### Dataset records
☆ ☆ ☆ ☆ ☆

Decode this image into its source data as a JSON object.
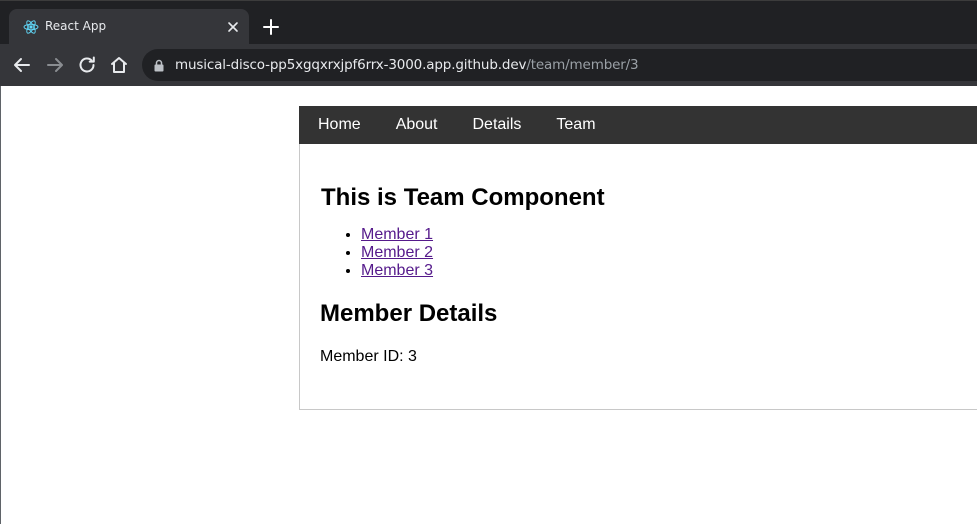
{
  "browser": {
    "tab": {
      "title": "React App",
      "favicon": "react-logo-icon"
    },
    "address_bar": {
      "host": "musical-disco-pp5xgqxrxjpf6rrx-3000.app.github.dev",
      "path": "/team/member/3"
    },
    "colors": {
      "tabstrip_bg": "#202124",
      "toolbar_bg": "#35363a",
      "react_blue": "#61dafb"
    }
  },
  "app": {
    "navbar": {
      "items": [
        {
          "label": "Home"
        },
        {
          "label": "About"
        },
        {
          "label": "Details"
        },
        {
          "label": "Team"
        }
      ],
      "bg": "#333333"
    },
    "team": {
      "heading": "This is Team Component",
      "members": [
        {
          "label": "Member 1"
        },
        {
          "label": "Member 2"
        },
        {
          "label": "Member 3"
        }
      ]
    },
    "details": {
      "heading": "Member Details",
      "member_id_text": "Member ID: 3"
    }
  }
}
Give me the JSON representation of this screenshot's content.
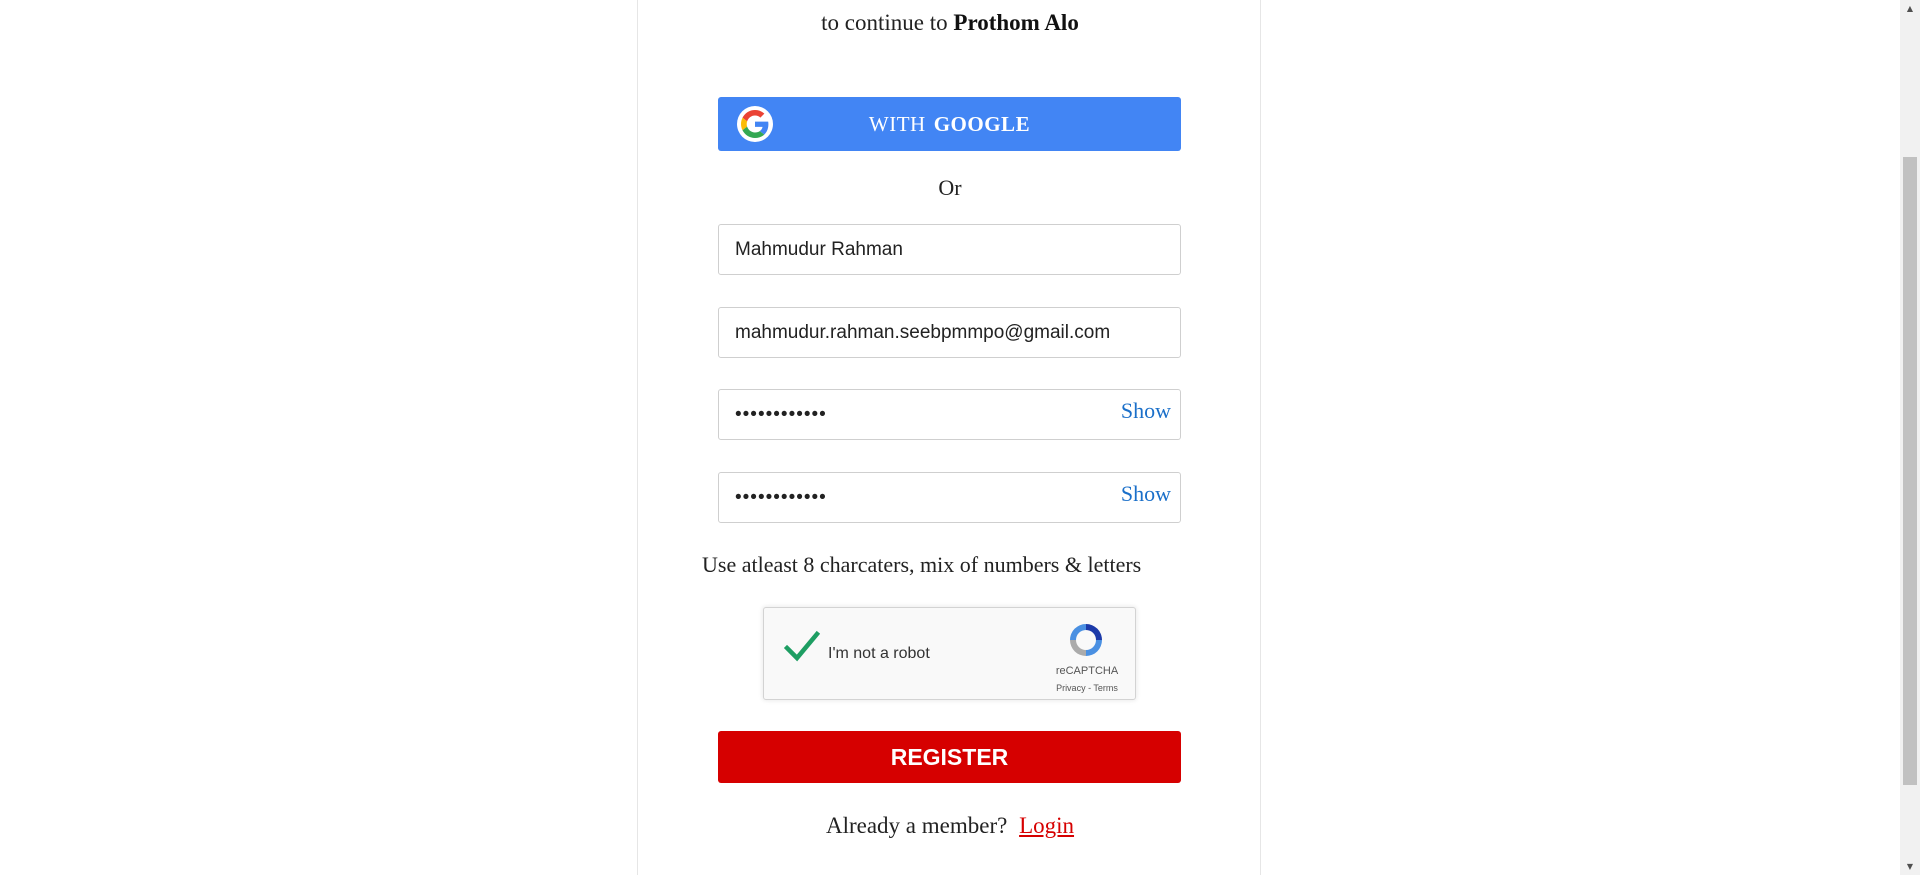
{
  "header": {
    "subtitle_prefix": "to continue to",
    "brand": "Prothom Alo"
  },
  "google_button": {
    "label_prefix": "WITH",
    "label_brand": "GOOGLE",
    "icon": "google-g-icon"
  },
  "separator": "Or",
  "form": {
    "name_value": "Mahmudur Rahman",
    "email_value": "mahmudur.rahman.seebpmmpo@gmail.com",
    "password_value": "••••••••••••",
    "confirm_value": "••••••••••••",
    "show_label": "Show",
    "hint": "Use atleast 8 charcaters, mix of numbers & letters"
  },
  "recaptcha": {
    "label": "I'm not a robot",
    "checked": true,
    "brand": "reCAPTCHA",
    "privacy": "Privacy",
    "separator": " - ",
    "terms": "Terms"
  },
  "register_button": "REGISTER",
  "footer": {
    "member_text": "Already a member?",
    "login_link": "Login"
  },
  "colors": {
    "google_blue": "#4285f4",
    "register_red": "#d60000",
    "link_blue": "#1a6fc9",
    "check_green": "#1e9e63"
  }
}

☆ ☆ ☆ ☆ ☆

### Work required
In the records above, locate the line containing "Give me the", then copy exactly that line and every line after it through the end, omitting pictures.

### Answer in full
Give me the JSON representation of this screenshot's content.
{
  "header": {
    "subtitle_prefix": "to continue to",
    "brand": "Prothom Alo"
  },
  "google_button": {
    "label_prefix": "WITH",
    "label_brand": "GOOGLE",
    "icon": "google-g-icon"
  },
  "separator": "Or",
  "form": {
    "name_value": "Mahmudur Rahman",
    "email_value": "mahmudur.rahman.seebpmmpo@gmail.com",
    "password_value": "••••••••••••",
    "confirm_value": "••••••••••••",
    "show_label": "Show",
    "hint": "Use atleast 8 charcaters, mix of numbers & letters"
  },
  "recaptcha": {
    "label": "I'm not a robot",
    "checked": true,
    "brand": "reCAPTCHA",
    "privacy": "Privacy",
    "separator": " - ",
    "terms": "Terms"
  },
  "register_button": "REGISTER",
  "footer": {
    "member_text": "Already a member?",
    "login_link": "Login"
  },
  "colors": {
    "google_blue": "#4285f4",
    "register_red": "#d60000",
    "link_blue": "#1a6fc9",
    "check_green": "#1e9e63"
  }
}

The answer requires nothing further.